Would it be possible to write out each entry below exactly, without the pictures?

>> start Given data

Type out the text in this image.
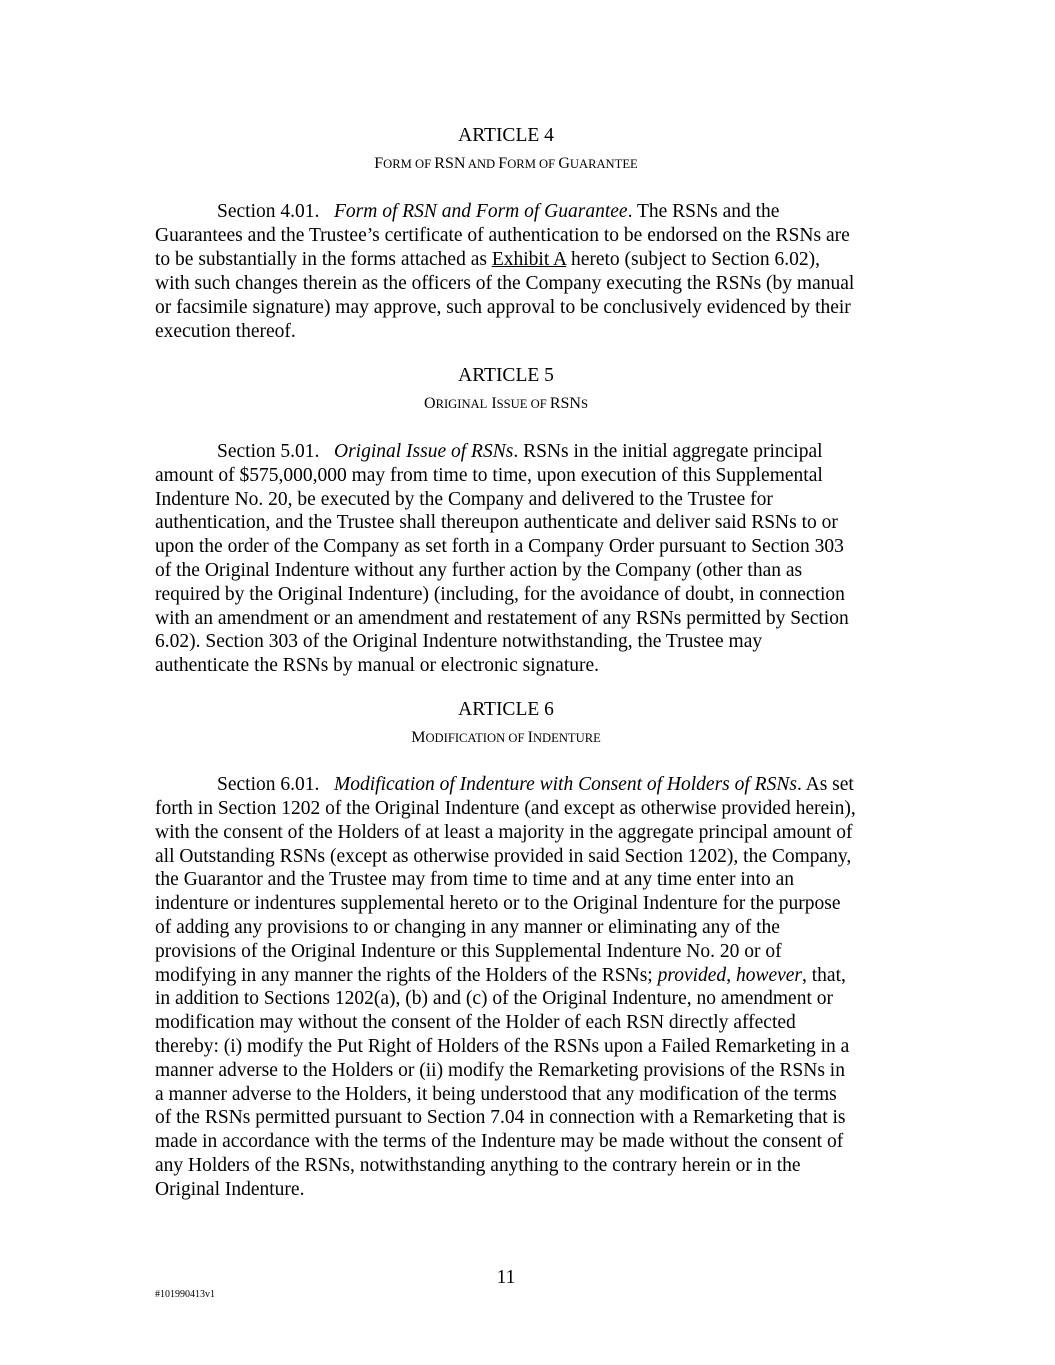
ARTICLE 4
FORM OF RSN AND FORM OF GUARANTEE
Section 4.01. Form of RSN and Form of Guarantee. The RSNs and the
Guarantees and the Trustee’s certificate of authentication to be endorsed on the RSNs are
to be substantially in the forms attached as Exhibit A hereto (subject to Section 6.02),
with such changes therein as the officers of the Company executing the RSNs (by manual
or facsimile signature) may approve, such approval to be conclusively evidenced by their
execution thereof.
ARTICLE 5
ORIGINAL ISSUE OF RSNS
Section 5.01. Original Issue of RSNs. RSNs in the initial aggregate principal
amount of $575,000,000 may from time to time, upon execution of this Supplemental
Indenture No. 20, be executed by the Company and delivered to the Trustee for
authentication, and the Trustee shall thereupon authenticate and deliver said RSNs to or
upon the order of the Company as set forth in a Company Order pursuant to Section 303
of the Original Indenture without any further action by the Company (other than as
required by the Original Indenture) (including, for the avoidance of doubt, in connection
with an amendment or an amendment and restatement of any RSNs permitted by Section
6.02). Section 303 of the Original Indenture notwithstanding, the Trustee may
authenticate the RSNs by manual or electronic signature.
ARTICLE 6
MODIFICATION OF INDENTURE
Section 6.01. Modification of Indenture with Consent of Holders of RSNs. As set
forth in Section 1202 of the Original Indenture (and except as otherwise provided herein),
with the consent of the Holders of at least a majority in the aggregate principal amount of
all Outstanding RSNs (except as otherwise provided in said Section 1202), the Company,
the Guarantor and the Trustee may from time to time and at any time enter into an
indenture or indentures supplemental hereto or to the Original Indenture for the purpose
of adding any provisions to or changing in any manner or eliminating any of the
provisions of the Original Indenture or this Supplemental Indenture No. 20 or of
modifying in any manner the rights of the Holders of the RSNs; provided, however, that,
in addition to Sections 1202(a), (b) and (c) of the Original Indenture, no amendment or
modification may without the consent of the Holder of each RSN directly affected
thereby: (i) modify the Put Right of Holders of the RSNs upon a Failed Remarketing in a
manner adverse to the Holders or (ii) modify the Remarketing provisions of the RSNs in
a manner adverse to the Holders, it being understood that any modification of the terms
of the RSNs permitted pursuant to Section 7.04 in connection with a Remarketing that is
made in accordance with the terms of the Indenture may be made without the consent of
any Holders of the RSNs, notwithstanding anything to the contrary herein or in the
Original Indenture.
11
#101990413v1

>> end Given data

§ The output:
Type out the text in this image.
ARTICLE 4
FORM OF RSN AND FORM OF GUARANTEE
Section 4.01. Form of RSN and Form of Guarantee. The RSNs and the
Guarantees and the Trustee’s certificate of authentication to be endorsed on the RSNs are
to be substantially in the forms attached as Exhibit A hereto (subject to Section 6.02),
with such changes therein as the officers of the Company executing the RSNs (by manual
or facsimile signature) may approve, such approval to be conclusively evidenced by their
execution thereof.
ARTICLE 5
ORIGINAL ISSUE OF RSNS
Section 5.01. Original Issue of RSNs. RSNs in the initial aggregate principal
amount of $575,000,000 may from time to time, upon execution of this Supplemental
Indenture No. 20, be executed by the Company and delivered to the Trustee for
authentication, and the Trustee shall thereupon authenticate and deliver said RSNs to or
upon the order of the Company as set forth in a Company Order pursuant to Section 303
of the Original Indenture without any further action by the Company (other than as
required by the Original Indenture) (including, for the avoidance of doubt, in connection
with an amendment or an amendment and restatement of any RSNs permitted by Section
6.02). Section 303 of the Original Indenture notwithstanding, the Trustee may
authenticate the RSNs by manual or electronic signature.
ARTICLE 6
MODIFICATION OF INDENTURE
Section 6.01. Modification of Indenture with Consent of Holders of RSNs. As set
forth in Section 1202 of the Original Indenture (and except as otherwise provided herein),
with the consent of the Holders of at least a majority in the aggregate principal amount of
all Outstanding RSNs (except as otherwise provided in said Section 1202), the Company,
the Guarantor and the Trustee may from time to time and at any time enter into an
indenture or indentures supplemental hereto or to the Original Indenture for the purpose
of adding any provisions to or changing in any manner or eliminating any of the
provisions of the Original Indenture or this Supplemental Indenture No. 20 or of
modifying in any manner the rights of the Holders of the RSNs; provided, however, that,
in addition to Sections 1202(a), (b) and (c) of the Original Indenture, no amendment or
modification may without the consent of the Holder of each RSN directly affected
thereby: (i) modify the Put Right of Holders of the RSNs upon a Failed Remarketing in a
manner adverse to the Holders or (ii) modify the Remarketing provisions of the RSNs in
a manner adverse to the Holders, it being understood that any modification of the terms
of the RSNs permitted pursuant to Section 7.04 in connection with a Remarketing that is
made in accordance with the terms of the Indenture may be made without the consent of
any Holders of the RSNs, notwithstanding anything to the contrary herein or in the
Original Indenture.
11
#101990413v1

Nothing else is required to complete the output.